BEGIN Extracted records
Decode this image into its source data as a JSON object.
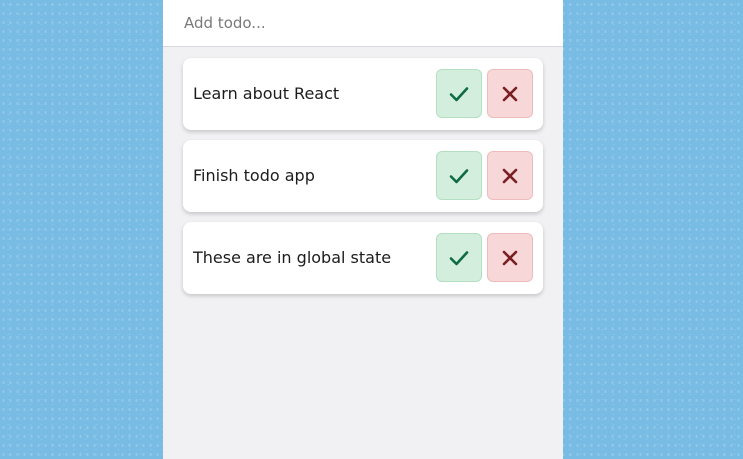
{
  "input": {
    "placeholder": "Add todo...",
    "value": ""
  },
  "todos": [
    {
      "text": "Learn about React"
    },
    {
      "text": "Finish todo app"
    },
    {
      "text": "These are in global state"
    }
  ],
  "icons": {
    "done": "check-icon",
    "delete": "close-icon"
  },
  "colors": {
    "page_background": "#78bce4",
    "panel_background": "#f1f1f3",
    "card_background": "#ffffff",
    "done_button_bg": "#d3eedc",
    "done_icon": "#0f6b45",
    "delete_button_bg": "#f8d7d8",
    "delete_icon": "#7a1f22"
  }
}
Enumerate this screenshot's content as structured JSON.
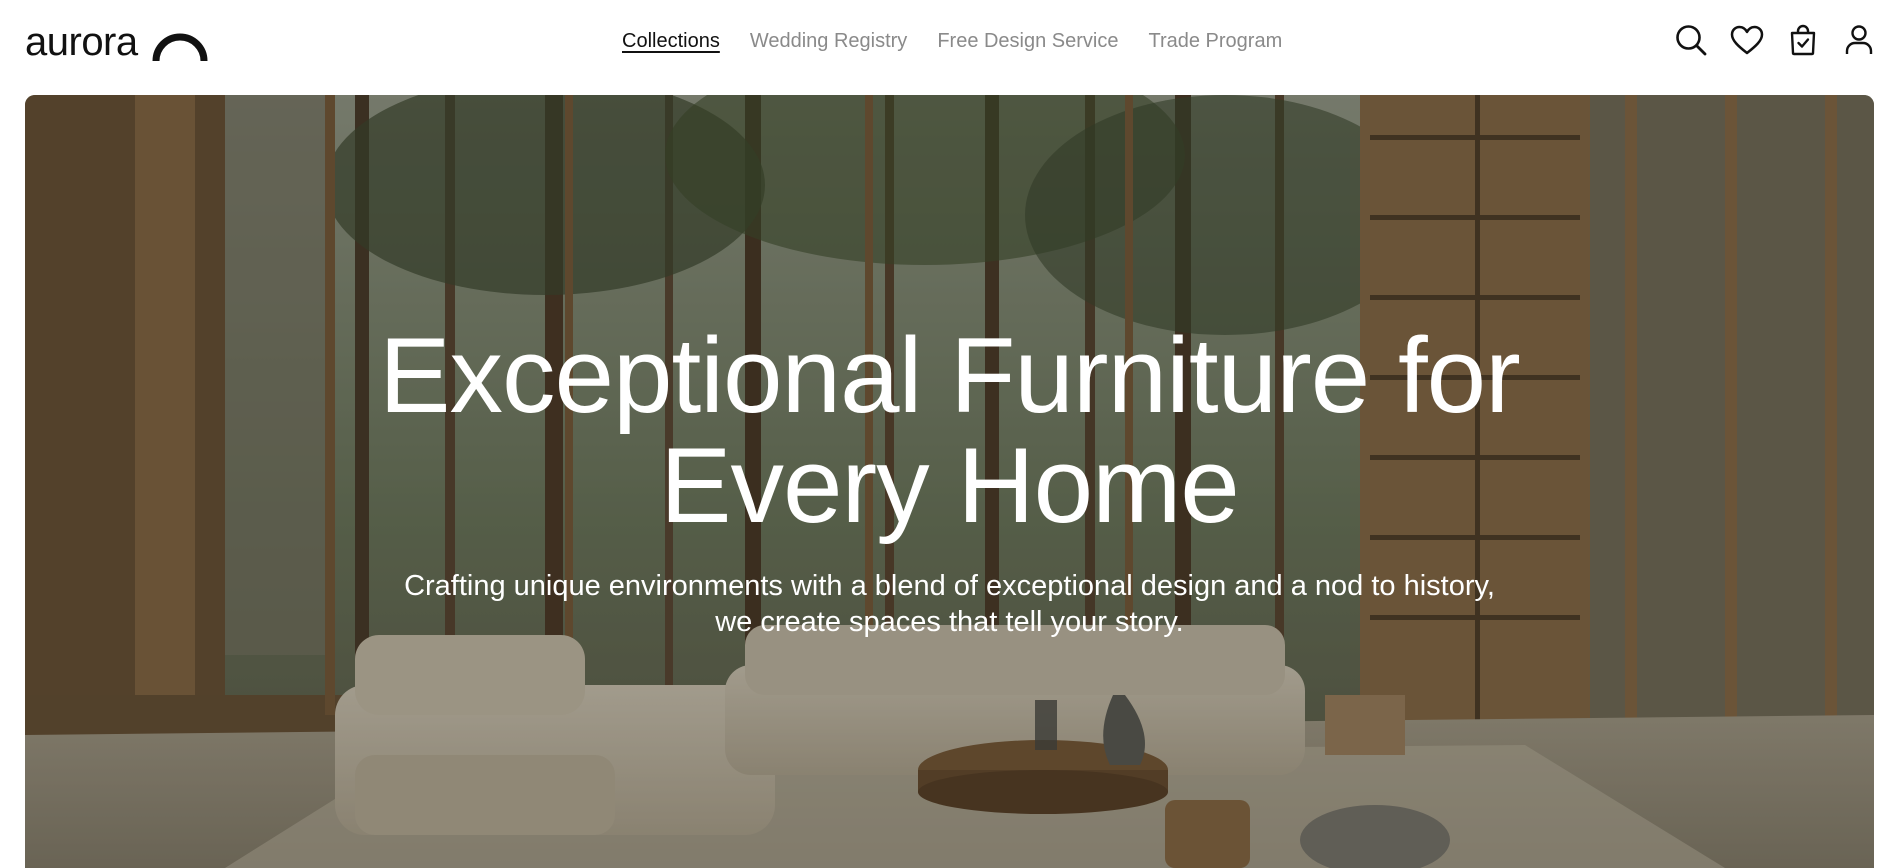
{
  "brand": {
    "name": "aurora"
  },
  "nav": {
    "items": [
      {
        "label": "Collections",
        "active": true
      },
      {
        "label": "Wedding Registry",
        "active": false
      },
      {
        "label": "Free Design Service",
        "active": false
      },
      {
        "label": "Trade Program",
        "active": false
      }
    ]
  },
  "header_icons": [
    "search-icon",
    "heart-icon",
    "shopping-bag-icon",
    "user-icon"
  ],
  "hero": {
    "title_line1": "Exceptional Furniture for",
    "title_line2": "Every Home",
    "subtitle_line1": "Crafting unique environments with a blend of exceptional design and a nod to history,",
    "subtitle_line2": "we create spaces that tell your story."
  },
  "colors": {
    "text_primary": "#111111",
    "nav_inactive": "#8a8a8a",
    "hero_text": "#ffffff"
  }
}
END Extracted records
**Instructions to follow**
Say only how many lines in the records carry the word "label".

**Right answer**
4